(begin)

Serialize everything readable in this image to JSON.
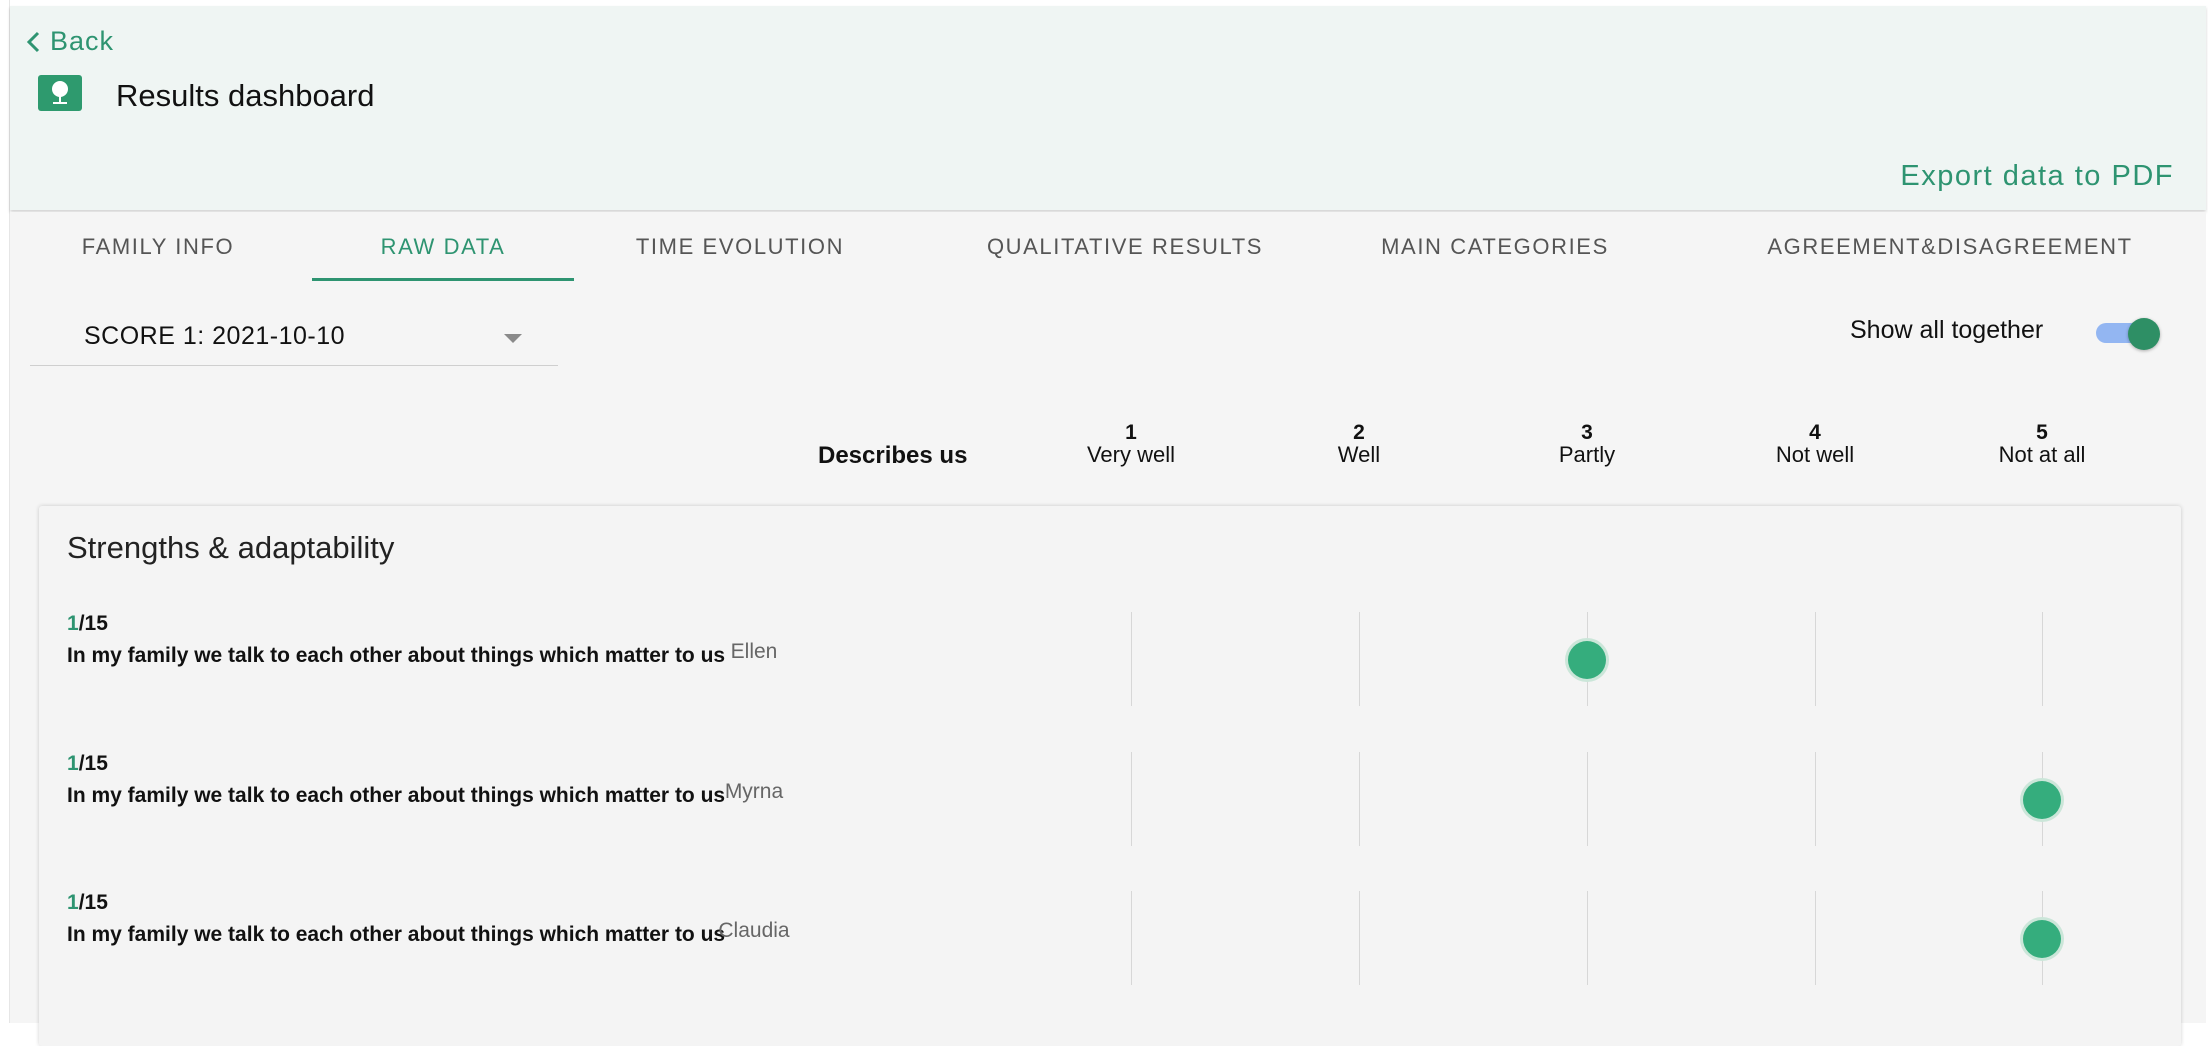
{
  "header": {
    "back_label": "Back",
    "title": "Results dashboard",
    "export_label": "Export data to PDF",
    "icons": {
      "back": "chevron-left-icon",
      "logo": "tree-icon"
    }
  },
  "tabs": [
    {
      "label": "FAMILY INFO",
      "active": false
    },
    {
      "label": "RAW DATA",
      "active": true
    },
    {
      "label": "TIME EVOLUTION",
      "active": false
    },
    {
      "label": "QUALITATIVE RESULTS",
      "active": false
    },
    {
      "label": "MAIN CATEGORIES",
      "active": false
    },
    {
      "label": "AGREEMENT&DISAGREEMENT",
      "active": false
    }
  ],
  "score_select": {
    "value": "SCORE 1: 2021-10-10"
  },
  "show_all": {
    "label": "Show all together",
    "on": true
  },
  "scale": {
    "heading": "Describes us",
    "levels": [
      {
        "num": "1",
        "label": "Very well"
      },
      {
        "num": "2",
        "label": "Well"
      },
      {
        "num": "3",
        "label": "Partly"
      },
      {
        "num": "4",
        "label": "Not well"
      },
      {
        "num": "5",
        "label": "Not at all"
      }
    ]
  },
  "section": {
    "title": "Strengths & adaptability",
    "rows": [
      {
        "current": "1",
        "total": "/15",
        "question": "In my family we talk to each other about things which matter to us",
        "member": "Ellen",
        "score": 3
      },
      {
        "current": "1",
        "total": "/15",
        "question": "In my family we talk to each other about things which matter to us",
        "member": "Myrna",
        "score": 5
      },
      {
        "current": "1",
        "total": "/15",
        "question": "In my family we talk to each other about things which matter to us",
        "member": "Claudia",
        "score": 5
      }
    ]
  },
  "colors": {
    "accent": "#2e9471",
    "dot": "#35ad7d",
    "header_bg": "#eff5f3",
    "content_bg": "#f5f5f5",
    "toggle_track": "#93b6f2"
  }
}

(end)

• _TASK DESCRIPTION_
Leave out the pictures and copy the rest of the material above exactly.

• _OUTPUT OF THE EXERCISE_
Serialize everything readable in this image to JSON.
{
  "header": {
    "back_label": "Back",
    "title": "Results dashboard",
    "export_label": "Export data to PDF",
    "icons": {
      "back": "chevron-left-icon",
      "logo": "tree-icon"
    }
  },
  "tabs": [
    {
      "label": "FAMILY INFO",
      "active": false
    },
    {
      "label": "RAW DATA",
      "active": true
    },
    {
      "label": "TIME EVOLUTION",
      "active": false
    },
    {
      "label": "QUALITATIVE RESULTS",
      "active": false
    },
    {
      "label": "MAIN CATEGORIES",
      "active": false
    },
    {
      "label": "AGREEMENT&DISAGREEMENT",
      "active": false
    }
  ],
  "score_select": {
    "value": "SCORE 1: 2021-10-10"
  },
  "show_all": {
    "label": "Show all together",
    "on": true
  },
  "scale": {
    "heading": "Describes us",
    "levels": [
      {
        "num": "1",
        "label": "Very well"
      },
      {
        "num": "2",
        "label": "Well"
      },
      {
        "num": "3",
        "label": "Partly"
      },
      {
        "num": "4",
        "label": "Not well"
      },
      {
        "num": "5",
        "label": "Not at all"
      }
    ]
  },
  "section": {
    "title": "Strengths & adaptability",
    "rows": [
      {
        "current": "1",
        "total": "/15",
        "question": "In my family we talk to each other about things which matter to us",
        "member": "Ellen",
        "score": 3
      },
      {
        "current": "1",
        "total": "/15",
        "question": "In my family we talk to each other about things which matter to us",
        "member": "Myrna",
        "score": 5
      },
      {
        "current": "1",
        "total": "/15",
        "question": "In my family we talk to each other about things which matter to us",
        "member": "Claudia",
        "score": 5
      }
    ]
  },
  "colors": {
    "accent": "#2e9471",
    "dot": "#35ad7d",
    "header_bg": "#eff5f3",
    "content_bg": "#f5f5f5",
    "toggle_track": "#93b6f2"
  }
}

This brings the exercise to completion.